DOCUMENT EXCERPT —
The ASAN/UBSAN feedback loop

A useful discovery: running with AddressSanitizer (ASAN) and UndefinedBehaviorSanitizer (UBSAN) caught many of Cursor’s mistakes that I’d missed in review.

The cycle:

  1. Cursor suggests code
  2. I review and accept
  3. Build with ASAN/UBSAN enabled
  4. Run tests
  5. Sanitizer catches use-after-free, integer overflow, signed/unsigned mismatch, etc.
  6. Fix the suggestion

This is the safety net for C++ AI work. Without it, the unsafe suggestions ship and bite later. With it, the sanitizers catch most issues before they’re problems.

The cost: builds are slower with sanitizers (2-3x slower). For development, that’s tolerable. For production builds, sanitizers are off.

What Cursor doesn’t catch

The sanitizers don’t catch everything. Specific issues that get past:

Logic bugs. Code that compiles, runs, sanitizes clean, but does the wrong thing. These are caught only by tests.

Performance issues. Code that’s correct but slow. Cursor’s suggestions are sometimes O(n²) when O(n) is possible.

API misuse. Using SDL or OpenGL APIs in ways that “work” but aren’t best practice. The sanitizers don’t know about API conventions.

Cache-unfriendly memory layouts. For game engines, data layout matters. Cursor’s suggestions tend toward “make it work” rather than “make it fast.” For hot paths, the suggestions need rework.

For these, manual review and profiling remain essential.

Comparison to Rust

I’ve also used Cursor on Rust projects. The Rust experience is interestingly different. The compiler catches many of the issues that Cursor produces in C++ — borrowing errors, lifetime mismatches, ownership issues. The same Cursor suggestion that’s dangerous in C++ would fail to compile in Rust.

This means Cursor + Rust is safer than Cursor + C++ in a specific way: the type system serves as a check on AI mistakes that C++‘s lacks.

For new game engine work, this is a real argument for Rust over C++. The AI tooling productivity gap (Rust’s borrow checker can frustrate the AI) is offset by the safety gain.

For my project, switching is too expensive. For someone starting fresh, I’d recommend Rust + AI over C++ + AI on safety grounds alone.

EXERCISE REQUIREMENTS —
• A. In the piece on sanitizers and AI-assisted C++ work, how much slower are builds when the sanitizers are enabled?
• B. Extend the piece on sanitizers and AI-assisted C++ work, picking up after its final sentence.
The records have no connection to the text on sanitizers and AI-assisted coding.

[Stored data entries]

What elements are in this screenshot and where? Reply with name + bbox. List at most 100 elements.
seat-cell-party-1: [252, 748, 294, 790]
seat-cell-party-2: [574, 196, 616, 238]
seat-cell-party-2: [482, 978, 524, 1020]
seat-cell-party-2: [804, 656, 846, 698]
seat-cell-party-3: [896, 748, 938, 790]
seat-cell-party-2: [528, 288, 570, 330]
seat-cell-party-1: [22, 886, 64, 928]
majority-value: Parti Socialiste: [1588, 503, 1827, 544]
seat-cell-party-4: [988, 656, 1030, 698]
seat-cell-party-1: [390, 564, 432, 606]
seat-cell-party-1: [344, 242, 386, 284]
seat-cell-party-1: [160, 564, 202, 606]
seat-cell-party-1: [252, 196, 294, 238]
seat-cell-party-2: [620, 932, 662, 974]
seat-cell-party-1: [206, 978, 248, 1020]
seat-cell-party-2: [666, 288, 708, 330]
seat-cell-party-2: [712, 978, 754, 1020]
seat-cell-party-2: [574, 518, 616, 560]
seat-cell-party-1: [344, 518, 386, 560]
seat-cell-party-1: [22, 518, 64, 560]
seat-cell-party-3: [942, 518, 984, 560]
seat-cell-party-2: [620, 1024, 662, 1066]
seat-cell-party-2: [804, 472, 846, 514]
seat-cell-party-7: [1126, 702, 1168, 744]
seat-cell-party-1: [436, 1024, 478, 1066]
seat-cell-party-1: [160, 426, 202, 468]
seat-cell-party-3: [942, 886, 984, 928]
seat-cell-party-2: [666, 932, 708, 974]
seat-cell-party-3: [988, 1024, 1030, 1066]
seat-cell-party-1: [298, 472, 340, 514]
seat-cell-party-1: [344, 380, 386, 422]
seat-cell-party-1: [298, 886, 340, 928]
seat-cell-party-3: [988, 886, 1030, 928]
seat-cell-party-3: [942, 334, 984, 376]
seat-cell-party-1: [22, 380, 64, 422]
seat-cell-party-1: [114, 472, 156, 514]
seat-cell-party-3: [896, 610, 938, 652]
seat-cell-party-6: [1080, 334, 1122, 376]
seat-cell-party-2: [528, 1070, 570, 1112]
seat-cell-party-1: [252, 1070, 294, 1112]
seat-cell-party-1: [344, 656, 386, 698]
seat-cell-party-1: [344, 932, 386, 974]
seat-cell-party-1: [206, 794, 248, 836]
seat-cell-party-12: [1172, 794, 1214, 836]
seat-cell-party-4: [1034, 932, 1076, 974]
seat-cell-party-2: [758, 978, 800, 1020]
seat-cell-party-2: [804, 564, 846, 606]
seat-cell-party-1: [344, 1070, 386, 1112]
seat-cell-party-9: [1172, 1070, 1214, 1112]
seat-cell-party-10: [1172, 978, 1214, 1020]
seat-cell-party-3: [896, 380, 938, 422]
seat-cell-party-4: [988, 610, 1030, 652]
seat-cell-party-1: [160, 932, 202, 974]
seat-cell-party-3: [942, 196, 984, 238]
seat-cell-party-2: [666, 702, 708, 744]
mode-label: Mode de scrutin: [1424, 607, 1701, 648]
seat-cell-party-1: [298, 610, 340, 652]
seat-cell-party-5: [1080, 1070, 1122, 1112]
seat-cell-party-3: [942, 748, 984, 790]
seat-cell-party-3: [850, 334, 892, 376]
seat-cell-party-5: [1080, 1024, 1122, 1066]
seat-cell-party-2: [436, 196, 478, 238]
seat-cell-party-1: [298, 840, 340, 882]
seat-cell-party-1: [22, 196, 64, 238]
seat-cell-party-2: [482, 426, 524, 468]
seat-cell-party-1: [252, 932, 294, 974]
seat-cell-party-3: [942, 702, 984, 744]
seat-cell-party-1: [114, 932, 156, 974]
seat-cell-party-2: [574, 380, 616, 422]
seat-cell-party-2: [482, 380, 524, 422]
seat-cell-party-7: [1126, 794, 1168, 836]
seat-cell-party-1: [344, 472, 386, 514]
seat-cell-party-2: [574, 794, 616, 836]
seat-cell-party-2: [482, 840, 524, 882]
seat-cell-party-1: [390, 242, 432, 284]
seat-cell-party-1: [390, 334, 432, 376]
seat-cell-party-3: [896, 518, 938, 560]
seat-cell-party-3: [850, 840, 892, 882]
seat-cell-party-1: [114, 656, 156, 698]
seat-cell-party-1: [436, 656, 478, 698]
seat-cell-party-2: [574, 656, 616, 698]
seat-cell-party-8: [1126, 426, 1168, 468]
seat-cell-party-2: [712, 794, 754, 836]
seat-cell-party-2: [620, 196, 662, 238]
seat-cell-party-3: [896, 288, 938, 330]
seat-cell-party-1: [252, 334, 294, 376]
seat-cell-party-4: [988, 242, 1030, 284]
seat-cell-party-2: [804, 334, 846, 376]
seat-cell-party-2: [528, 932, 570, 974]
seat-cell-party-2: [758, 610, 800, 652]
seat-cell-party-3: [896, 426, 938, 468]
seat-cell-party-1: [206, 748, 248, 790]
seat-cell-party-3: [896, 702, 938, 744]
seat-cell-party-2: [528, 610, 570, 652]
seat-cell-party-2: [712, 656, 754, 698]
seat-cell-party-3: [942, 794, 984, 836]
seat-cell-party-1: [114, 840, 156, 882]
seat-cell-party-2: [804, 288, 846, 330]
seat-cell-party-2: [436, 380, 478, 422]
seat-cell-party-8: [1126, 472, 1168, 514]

ANSWERS —
• A. They are 2-3x slower.

• B.
The hobby-project context

Some context: this is a hobby project. The standards I hold are different from production work. For a real game ship to a commercial audience, I’d:

  • Be more rigorous about code review
  • Run sanitizers on every CI build
  • Have a fuzz testing harness
  • Have actual code review from another engineer

For my hobby project, “I tested it and it works” is mostly enough. The AI’s unsafe suggestions cost me a few extra hours of debugging that I would have avoided with manual implementation. Not a great tradeoff but tolerable for a hobby.

For production, I’d be more cautious about AI assistance on memory-management code. The cost of a UB bug in production is higher than the productivity gain of AI suggestions.

What I’d recommend

For C++ developers considering AI tooling:

Use it for non-memory-management code. Algorithms, math, parsing, string manipulation. Lower risk; clear benefit.

Be skeptical on memory-management code. Always review for ownership, lifetime, exception safety. Don’t accept on visual plausibility.

Run sanitizers in development. ASAN/UBSAN catch many of the issues AI suggestions introduce. The performance cost is acceptable for development.

Consider switching to Rust. Especially for new projects. The AI tooling experience is not as smooth, but the compiler’s safety checks compensate for AI mistakes.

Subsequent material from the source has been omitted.